> **Written exercise**
Print each line of the listing once more, precisely as given.

(Dataset items)
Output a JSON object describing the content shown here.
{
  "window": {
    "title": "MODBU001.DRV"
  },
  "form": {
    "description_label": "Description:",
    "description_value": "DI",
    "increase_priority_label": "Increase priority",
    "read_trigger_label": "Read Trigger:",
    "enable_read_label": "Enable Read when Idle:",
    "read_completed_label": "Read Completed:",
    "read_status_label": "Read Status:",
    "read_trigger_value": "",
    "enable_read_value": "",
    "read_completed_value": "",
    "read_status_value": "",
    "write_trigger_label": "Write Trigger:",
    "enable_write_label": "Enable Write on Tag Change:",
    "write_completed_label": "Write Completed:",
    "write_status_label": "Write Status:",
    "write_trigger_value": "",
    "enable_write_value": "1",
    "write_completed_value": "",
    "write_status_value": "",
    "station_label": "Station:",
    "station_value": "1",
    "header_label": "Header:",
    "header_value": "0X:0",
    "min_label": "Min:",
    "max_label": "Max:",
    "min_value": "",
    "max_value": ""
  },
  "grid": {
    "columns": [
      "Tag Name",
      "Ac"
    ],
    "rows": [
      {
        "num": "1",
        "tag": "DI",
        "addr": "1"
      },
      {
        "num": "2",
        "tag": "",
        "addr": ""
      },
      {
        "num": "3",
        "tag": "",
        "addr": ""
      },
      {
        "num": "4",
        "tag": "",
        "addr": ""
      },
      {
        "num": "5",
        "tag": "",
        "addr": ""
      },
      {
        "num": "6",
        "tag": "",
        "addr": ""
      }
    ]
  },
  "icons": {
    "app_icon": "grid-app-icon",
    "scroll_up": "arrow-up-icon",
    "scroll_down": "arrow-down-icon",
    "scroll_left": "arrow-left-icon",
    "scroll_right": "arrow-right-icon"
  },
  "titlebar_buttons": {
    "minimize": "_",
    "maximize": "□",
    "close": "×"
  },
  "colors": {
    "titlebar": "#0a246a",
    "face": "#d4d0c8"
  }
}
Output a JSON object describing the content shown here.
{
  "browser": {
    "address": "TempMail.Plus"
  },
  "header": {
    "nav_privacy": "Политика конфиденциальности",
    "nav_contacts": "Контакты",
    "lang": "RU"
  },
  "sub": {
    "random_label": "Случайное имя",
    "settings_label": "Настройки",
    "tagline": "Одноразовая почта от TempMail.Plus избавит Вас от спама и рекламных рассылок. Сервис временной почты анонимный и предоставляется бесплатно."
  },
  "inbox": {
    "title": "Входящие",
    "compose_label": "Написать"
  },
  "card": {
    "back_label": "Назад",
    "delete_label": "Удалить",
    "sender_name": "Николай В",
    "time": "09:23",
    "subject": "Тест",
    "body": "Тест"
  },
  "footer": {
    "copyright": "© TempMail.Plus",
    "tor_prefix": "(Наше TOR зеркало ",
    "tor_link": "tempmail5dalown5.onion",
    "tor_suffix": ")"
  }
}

> **Solution to the problem**
Output a JSON object describing the content shown here.
{
  "window": {
    "title": "MODBU001.DRV"
  },
  "form": {
    "description_label": "Description:",
    "description_value": "DI",
    "increase_priority_label": "Increase priority",
    "read_trigger_label": "Read Trigger:",
    "enable_read_label": "Enable Read when Idle:",
    "read_completed_label": "Read Completed:",
    "read_status_label": "Read Status:",
    "read_trigger_value": "",
    "enable_read_value": "",
    "read_completed_value": "",
    "read_status_value": "",
    "write_trigger_label": "Write Trigger:",
    "enable_write_label": "Enable Write on Tag Change:",
    "write_completed_label": "Write Completed:",
    "write_status_label": "Write Status:",
    "write_trigger_value": "",
    "enable_write_value": "1",
    "write_completed_value": "",
    "write_status_value": "",
    "station_label": "Station:",
    "station_value": "1",
    "header_label": "Header:",
    "header_value": "0X:0",
    "min_label": "Min:",
    "max_label": "Max:",
    "min_value": "",
    "max_value": ""
  },
  "grid": {
    "columns": [
      "Tag Name",
      "Ac"
    ],
    "rows": [
      {
        "num": "1",
        "tag": "DI",
        "addr": "1"
      },
      {
        "num": "2",
        "tag": "",
        "addr": ""
      },
      {
        "num": "3",
        "tag": "",
        "addr": ""
      },
      {
        "num": "4",
        "tag": "",
        "addr": ""
      },
      {
        "num": "5",
        "tag": "",
        "addr": ""
      },
      {
        "num": "6",
        "tag": "",
        "addr": ""
      }
    ]
  },
  "icons": {
    "app_icon": "grid-app-icon",
    "scroll_up": "arrow-up-icon",
    "scroll_down": "arrow-down-icon",
    "scroll_left": "arrow-left-icon",
    "scroll_right": "arrow-right-icon"
  },
  "titlebar_buttons": {
    "minimize": "_",
    "maximize": "□",
    "close": "×"
  },
  "colors": {
    "titlebar": "#0a246a",
    "face": "#d4d0c8"
  }
}
Output a JSON object describing the content shown here.
{
  "browser": {
    "address": "TempMail.Plus"
  },
  "header": {
    "nav_privacy": "Политика конфиденциальности",
    "nav_contacts": "Контакты",
    "lang": "RU"
  },
  "sub": {
    "random_label": "Случайное имя",
    "settings_label": "Настройки",
    "tagline": "Одноразовая почта от TempMail.Plus избавит Вас от спама и рекламных рассылок. Сервис временной почты анонимный и предоставляется бесплатно."
  },
  "inbox": {
    "title": "Входящие",
    "compose_label": "Написать"
  },
  "card": {
    "back_label": "Назад",
    "delete_label": "Удалить",
    "sender_name": "Николай В",
    "time": "09:23",
    "subject": "Тест",
    "body": "Тест"
  },
  "footer": {
    "copyright": "© TempMail.Plus",
    "tor_prefix": "(Наше TOR зеркало ",
    "tor_link": "tempmail5dalown5.onion",
    "tor_suffix": ")"
  }
}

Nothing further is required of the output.